___ Source records ___

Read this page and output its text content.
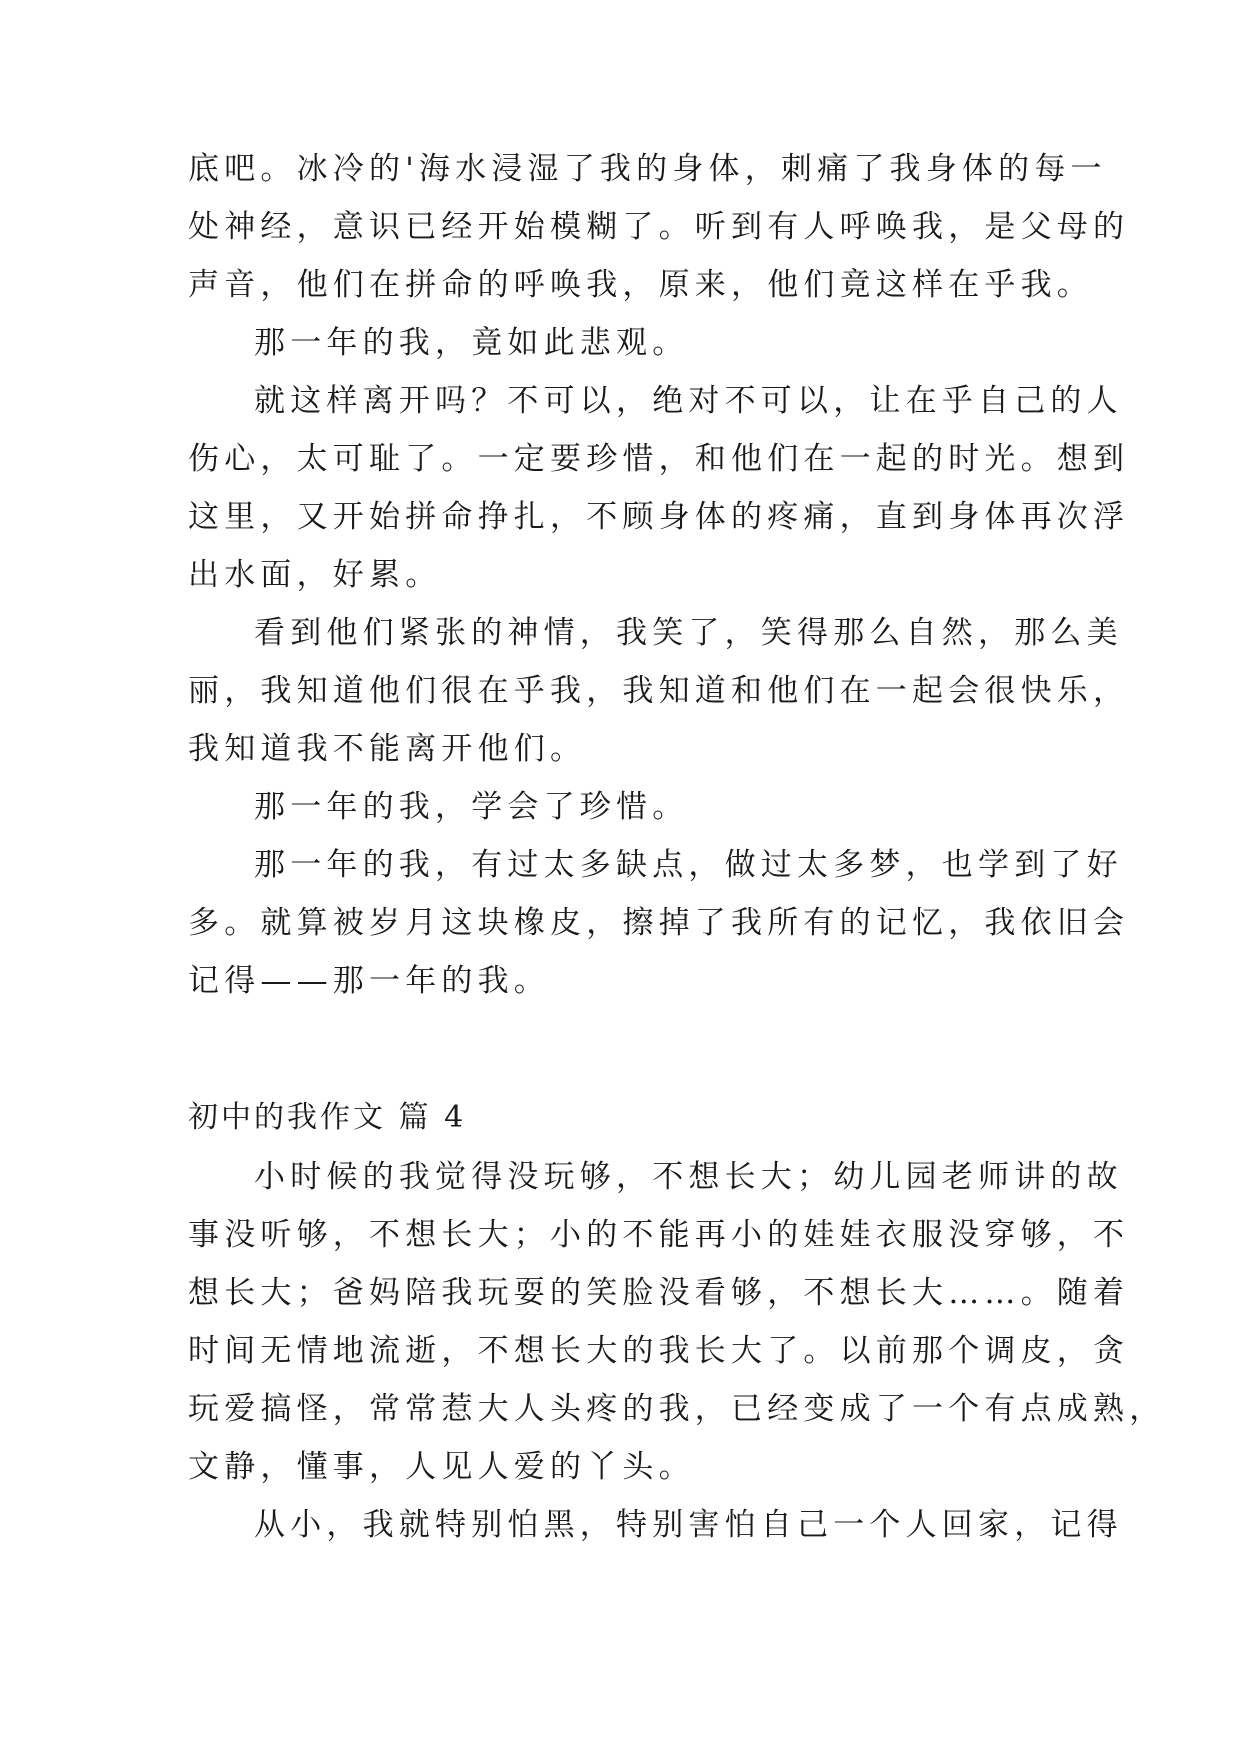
底吧。冰冷的'海水浸湿了我的身体，刺痛了我身体的每一
处神经，意识已经开始模糊了。听到有人呼唤我，是父母的
声音，他们在拼命的呼唤我，原来，他们竟这样在乎我。
那一年的我，竟如此悲观。
就这样离开吗？不可以，绝对不可以，让在乎自己的人
伤心，太可耻了。一定要珍惜，和他们在一起的时光。想到
这里，又开始拼命挣扎，不顾身体的疼痛，直到身体再次浮
出水面，好累。
看到他们紧张的神情，我笑了，笑得那么自然，那么美
丽，我知道他们很在乎我，我知道和他们在一起会很快乐，
我知道我不能离开他们。
那一年的我，学会了珍惜。
那一年的我，有过太多缺点，做过太多梦，也学到了好
多。就算被岁月这块橡皮，擦掉了我所有的记忆，我依旧会
记得——那一年的我。
初中的我作文 篇 4
小时候的我觉得没玩够，不想长大；幼儿园老师讲的故
事没听够，不想长大；小的不能再小的娃娃衣服没穿够，不
想长大；爸妈陪我玩耍的笑脸没看够，不想长大……。随着
时间无情地流逝，不想长大的我长大了。以前那个调皮，贪
玩爱搞怪，常常惹大人头疼的我，已经变成了一个有点成熟，
文静，懂事，人见人爱的丫头。
从小，我就特别怕黑，特别害怕自己一个人回家，记得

___

What you will do »
Look through the entries above and report each line where the string "那一年的我" occurs.

Correct result »
那一年的我，竟如此悲观。
那一年的我，学会了珍惜。
那一年的我，有过太多缺点，做过太多梦，也学到了好
记得——那一年的我。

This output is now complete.